* [Records for this exercise]
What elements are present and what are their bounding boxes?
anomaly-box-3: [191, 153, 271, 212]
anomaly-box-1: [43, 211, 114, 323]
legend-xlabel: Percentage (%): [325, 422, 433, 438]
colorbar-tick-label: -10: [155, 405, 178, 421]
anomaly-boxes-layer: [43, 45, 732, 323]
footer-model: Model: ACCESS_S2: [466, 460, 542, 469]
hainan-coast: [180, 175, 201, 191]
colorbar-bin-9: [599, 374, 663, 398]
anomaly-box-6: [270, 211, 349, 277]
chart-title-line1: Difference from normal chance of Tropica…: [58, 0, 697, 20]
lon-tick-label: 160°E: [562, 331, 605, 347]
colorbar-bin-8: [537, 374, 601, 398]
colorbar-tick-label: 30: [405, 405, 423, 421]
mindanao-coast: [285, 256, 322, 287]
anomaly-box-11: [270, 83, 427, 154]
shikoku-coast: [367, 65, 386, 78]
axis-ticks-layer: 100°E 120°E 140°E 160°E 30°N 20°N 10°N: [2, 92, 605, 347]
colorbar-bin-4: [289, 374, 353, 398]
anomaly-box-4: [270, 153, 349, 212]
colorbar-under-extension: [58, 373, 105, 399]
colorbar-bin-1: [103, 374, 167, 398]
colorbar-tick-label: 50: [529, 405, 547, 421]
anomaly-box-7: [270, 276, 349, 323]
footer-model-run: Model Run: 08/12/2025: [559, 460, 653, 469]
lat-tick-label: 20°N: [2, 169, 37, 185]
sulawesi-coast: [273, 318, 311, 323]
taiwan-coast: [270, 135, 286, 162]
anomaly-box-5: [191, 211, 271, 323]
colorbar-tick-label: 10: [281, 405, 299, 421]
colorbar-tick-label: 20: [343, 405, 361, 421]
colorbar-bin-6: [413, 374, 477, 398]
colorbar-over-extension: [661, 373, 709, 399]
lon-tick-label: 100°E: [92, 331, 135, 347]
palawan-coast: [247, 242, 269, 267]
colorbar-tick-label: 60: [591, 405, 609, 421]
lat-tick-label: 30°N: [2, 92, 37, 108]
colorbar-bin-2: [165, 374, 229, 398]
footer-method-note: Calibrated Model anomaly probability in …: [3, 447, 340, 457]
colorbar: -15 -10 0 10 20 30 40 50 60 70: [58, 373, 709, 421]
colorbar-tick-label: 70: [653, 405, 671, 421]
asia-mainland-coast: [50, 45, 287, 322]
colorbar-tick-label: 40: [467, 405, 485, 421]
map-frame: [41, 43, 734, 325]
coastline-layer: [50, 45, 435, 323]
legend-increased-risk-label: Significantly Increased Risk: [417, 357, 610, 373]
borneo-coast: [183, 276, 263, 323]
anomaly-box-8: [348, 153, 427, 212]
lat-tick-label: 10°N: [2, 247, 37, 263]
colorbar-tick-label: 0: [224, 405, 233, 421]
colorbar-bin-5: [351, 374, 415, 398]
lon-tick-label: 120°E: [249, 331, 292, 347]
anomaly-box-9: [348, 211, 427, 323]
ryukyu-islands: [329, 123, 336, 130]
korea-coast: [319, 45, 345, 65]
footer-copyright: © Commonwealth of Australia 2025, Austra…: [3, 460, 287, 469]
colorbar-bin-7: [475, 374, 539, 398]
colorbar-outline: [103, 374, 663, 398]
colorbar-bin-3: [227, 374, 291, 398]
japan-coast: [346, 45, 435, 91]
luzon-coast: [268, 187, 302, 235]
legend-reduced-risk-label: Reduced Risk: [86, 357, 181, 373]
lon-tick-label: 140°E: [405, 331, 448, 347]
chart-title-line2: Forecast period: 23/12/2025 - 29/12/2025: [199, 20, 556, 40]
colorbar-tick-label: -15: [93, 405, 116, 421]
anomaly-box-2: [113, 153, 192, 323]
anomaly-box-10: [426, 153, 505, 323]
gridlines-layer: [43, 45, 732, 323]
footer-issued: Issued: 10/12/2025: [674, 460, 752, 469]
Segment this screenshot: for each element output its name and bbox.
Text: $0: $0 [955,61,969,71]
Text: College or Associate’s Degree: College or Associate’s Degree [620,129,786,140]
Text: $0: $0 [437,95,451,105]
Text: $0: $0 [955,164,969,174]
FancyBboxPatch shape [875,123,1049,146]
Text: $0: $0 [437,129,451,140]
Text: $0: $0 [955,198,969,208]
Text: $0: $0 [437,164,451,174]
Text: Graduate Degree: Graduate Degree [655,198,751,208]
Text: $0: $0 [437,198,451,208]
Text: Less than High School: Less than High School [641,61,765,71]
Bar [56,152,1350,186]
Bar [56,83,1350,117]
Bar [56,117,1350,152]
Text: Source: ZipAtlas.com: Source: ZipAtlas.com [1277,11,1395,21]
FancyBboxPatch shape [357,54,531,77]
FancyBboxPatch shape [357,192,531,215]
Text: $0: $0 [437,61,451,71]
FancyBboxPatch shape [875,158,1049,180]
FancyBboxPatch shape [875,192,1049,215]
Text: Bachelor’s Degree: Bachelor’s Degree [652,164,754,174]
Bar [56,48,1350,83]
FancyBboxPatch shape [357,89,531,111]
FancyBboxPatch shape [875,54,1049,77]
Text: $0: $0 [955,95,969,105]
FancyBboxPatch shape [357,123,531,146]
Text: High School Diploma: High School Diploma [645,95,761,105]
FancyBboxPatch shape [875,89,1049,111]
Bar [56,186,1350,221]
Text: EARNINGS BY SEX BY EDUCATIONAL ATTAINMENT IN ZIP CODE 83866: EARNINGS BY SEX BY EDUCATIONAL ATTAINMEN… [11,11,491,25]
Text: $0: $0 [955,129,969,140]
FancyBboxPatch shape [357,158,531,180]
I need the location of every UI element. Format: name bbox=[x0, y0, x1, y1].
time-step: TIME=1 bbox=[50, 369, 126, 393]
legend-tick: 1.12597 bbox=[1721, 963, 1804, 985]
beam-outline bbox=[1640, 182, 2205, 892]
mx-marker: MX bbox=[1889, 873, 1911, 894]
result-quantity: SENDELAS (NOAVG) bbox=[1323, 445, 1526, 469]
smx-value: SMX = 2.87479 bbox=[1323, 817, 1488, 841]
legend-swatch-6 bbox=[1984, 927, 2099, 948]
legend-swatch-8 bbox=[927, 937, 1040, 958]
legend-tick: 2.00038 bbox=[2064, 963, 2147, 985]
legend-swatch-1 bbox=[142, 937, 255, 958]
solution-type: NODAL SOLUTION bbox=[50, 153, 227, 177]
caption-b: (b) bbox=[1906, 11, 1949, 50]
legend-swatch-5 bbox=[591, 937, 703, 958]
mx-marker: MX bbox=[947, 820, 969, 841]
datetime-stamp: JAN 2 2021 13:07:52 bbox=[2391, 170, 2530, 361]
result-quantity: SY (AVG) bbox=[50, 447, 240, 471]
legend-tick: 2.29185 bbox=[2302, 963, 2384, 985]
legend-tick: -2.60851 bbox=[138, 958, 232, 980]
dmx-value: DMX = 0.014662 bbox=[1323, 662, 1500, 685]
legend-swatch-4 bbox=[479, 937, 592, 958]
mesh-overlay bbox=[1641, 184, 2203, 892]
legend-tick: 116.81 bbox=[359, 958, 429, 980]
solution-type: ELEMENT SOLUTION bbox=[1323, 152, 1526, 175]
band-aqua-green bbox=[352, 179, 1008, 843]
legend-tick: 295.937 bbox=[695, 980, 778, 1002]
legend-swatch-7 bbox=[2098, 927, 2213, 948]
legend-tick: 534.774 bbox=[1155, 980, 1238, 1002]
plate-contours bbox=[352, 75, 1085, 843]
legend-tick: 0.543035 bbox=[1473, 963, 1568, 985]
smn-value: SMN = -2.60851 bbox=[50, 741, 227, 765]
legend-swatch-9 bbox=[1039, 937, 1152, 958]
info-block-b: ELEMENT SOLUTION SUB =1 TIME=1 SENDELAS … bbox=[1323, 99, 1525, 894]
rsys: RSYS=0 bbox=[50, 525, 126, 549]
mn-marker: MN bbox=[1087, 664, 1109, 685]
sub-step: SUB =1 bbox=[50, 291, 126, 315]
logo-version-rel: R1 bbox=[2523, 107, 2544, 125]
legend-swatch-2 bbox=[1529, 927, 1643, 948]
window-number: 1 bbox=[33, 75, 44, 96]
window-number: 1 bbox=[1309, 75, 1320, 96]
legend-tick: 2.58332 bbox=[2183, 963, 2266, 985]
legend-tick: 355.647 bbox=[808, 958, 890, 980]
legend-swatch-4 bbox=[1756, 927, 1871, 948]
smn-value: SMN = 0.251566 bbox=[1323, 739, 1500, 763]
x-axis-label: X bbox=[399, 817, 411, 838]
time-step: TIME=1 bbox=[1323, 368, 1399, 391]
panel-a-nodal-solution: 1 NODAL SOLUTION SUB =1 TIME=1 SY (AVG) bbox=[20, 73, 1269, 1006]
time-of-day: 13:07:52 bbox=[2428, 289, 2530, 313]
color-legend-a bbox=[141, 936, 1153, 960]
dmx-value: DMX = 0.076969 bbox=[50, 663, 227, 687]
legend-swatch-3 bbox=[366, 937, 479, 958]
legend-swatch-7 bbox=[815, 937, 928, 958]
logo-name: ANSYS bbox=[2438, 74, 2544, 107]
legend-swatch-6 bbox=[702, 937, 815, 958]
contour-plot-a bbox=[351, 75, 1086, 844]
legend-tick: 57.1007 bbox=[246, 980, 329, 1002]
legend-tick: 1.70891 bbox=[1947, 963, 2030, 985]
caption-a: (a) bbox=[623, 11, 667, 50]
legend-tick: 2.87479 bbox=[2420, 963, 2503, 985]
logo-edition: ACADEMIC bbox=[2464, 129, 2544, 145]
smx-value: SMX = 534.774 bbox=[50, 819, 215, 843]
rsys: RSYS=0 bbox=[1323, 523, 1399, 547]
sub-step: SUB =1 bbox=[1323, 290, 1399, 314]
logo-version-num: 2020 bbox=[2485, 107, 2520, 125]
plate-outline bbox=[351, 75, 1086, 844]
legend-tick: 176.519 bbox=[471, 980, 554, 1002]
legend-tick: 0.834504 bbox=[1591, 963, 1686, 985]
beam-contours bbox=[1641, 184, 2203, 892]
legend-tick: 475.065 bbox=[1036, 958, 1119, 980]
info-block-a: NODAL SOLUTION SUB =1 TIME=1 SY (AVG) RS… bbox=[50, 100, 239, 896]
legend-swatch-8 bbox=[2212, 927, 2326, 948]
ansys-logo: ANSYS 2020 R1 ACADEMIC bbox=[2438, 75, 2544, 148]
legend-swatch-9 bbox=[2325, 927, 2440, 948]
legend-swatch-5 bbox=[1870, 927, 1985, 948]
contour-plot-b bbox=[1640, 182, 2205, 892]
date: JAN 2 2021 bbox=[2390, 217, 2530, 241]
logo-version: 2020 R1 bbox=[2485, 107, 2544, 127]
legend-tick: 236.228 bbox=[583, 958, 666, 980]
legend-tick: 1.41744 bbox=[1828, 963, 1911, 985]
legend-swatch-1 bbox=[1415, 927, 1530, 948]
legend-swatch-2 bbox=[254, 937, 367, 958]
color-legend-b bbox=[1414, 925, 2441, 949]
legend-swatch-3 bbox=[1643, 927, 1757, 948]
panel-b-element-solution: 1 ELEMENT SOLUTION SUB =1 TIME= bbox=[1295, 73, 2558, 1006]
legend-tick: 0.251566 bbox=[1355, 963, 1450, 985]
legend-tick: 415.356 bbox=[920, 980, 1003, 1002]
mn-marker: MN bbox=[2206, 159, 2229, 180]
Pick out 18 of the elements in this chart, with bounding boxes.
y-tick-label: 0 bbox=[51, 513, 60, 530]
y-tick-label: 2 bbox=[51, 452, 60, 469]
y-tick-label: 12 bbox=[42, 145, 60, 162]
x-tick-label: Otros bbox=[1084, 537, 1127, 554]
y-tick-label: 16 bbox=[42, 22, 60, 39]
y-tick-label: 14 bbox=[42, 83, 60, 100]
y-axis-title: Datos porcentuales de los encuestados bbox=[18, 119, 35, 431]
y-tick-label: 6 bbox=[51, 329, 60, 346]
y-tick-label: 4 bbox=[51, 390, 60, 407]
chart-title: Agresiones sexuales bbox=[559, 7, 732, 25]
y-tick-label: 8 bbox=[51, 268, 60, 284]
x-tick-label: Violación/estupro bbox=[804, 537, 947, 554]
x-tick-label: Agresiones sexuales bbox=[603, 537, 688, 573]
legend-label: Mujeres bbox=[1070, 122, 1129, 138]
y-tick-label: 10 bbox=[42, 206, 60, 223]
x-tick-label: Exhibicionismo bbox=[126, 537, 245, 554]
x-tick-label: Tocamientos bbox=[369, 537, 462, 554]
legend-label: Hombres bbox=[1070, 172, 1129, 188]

* [Exercise objective] Express the data from its first line through the line containing "lon-tick-label: 100°E: [92, 331, 135, 347]", both ends included, as a JSON list of strings with one string per line. Leave out any blank lines.

* [Correct result]
[
  "What elements are present and what are their bounding boxes?",
  "anomaly-box-3: [191, 153, 271, 212]",
  "anomaly-box-1: [43, 211, 114, 323]",
  "legend-xlabel: Percentage (%): [325, 422, 433, 438]",
  "colorbar-tick-label: -10: [155, 405, 178, 421]",
  "anomaly-boxes-layer: [43, 45, 732, 323]",
  "footer-model: Model: ACCESS_S2: [466, 460, 542, 469]",
  "hainan-coast: [180, 175, 201, 191]",
  "colorbar-bin-9: [599, 374, 663, 398]",
  "anomaly-box-6: [270, 211, 349, 277]",
  "chart-title-line1: Difference from normal chance of Tropica…: [58, 0, 697, 20]",
  "lon-tick-label: 160°E: [562, 331, 605, 347]",
  "colorbar-bin-8: [537, 374, 601, 398]",
  "colorbar-tick-label: 30: [405, 405, 423, 421]",
  "mindanao-coast: [285, 256, 322, 287]",
  "anomaly-box-11: [270, 83, 427, 154]",
  "shikoku-coast: [367, 65, 386, 78]",
  "axis-ticks-layer: 100°E 120°E 140°E 160°E 30°N 20°N 10°N: [2, 92, 605, 347]",
  "colorbar-bin-4: [289, 374, 353, 398]",
  "anomaly-box-4: [270, 153, 349, 212]",
  "colorbar-under-extension: [58, 373, 105, 399]",
  "colorbar-bin-1: [103, 374, 167, 398]",
  "colorbar-tick-label: 50: [529, 405, 547, 421]",
  "anomaly-box-7: [270, 276, 349, 323]",
  "footer-model-run: Model Run: 08/12/2025: [559, 460, 653, 469]",
  "lat-tick-label: 20°N: [2, 169, 37, 185]",
  "sulawesi-coast: [273, 318, 311, 323]",
  "taiwan-coast: [270, 135, 286, 162]",
  "anomaly-box-5: [191, 211, 271, 323]",
  "colorbar-tick-label: 10: [281, 405, 299, 421]",
  "colorbar-tick-label: 20: [343, 405, 361, 421]",
  "colorbar-bin-6: [413, 374, 477, 398]",
  "colorbar-over-extension: [661, 373, 709, 399]",
  "lon-tick-label: 100°E: [92, 331, 135, 347]"
]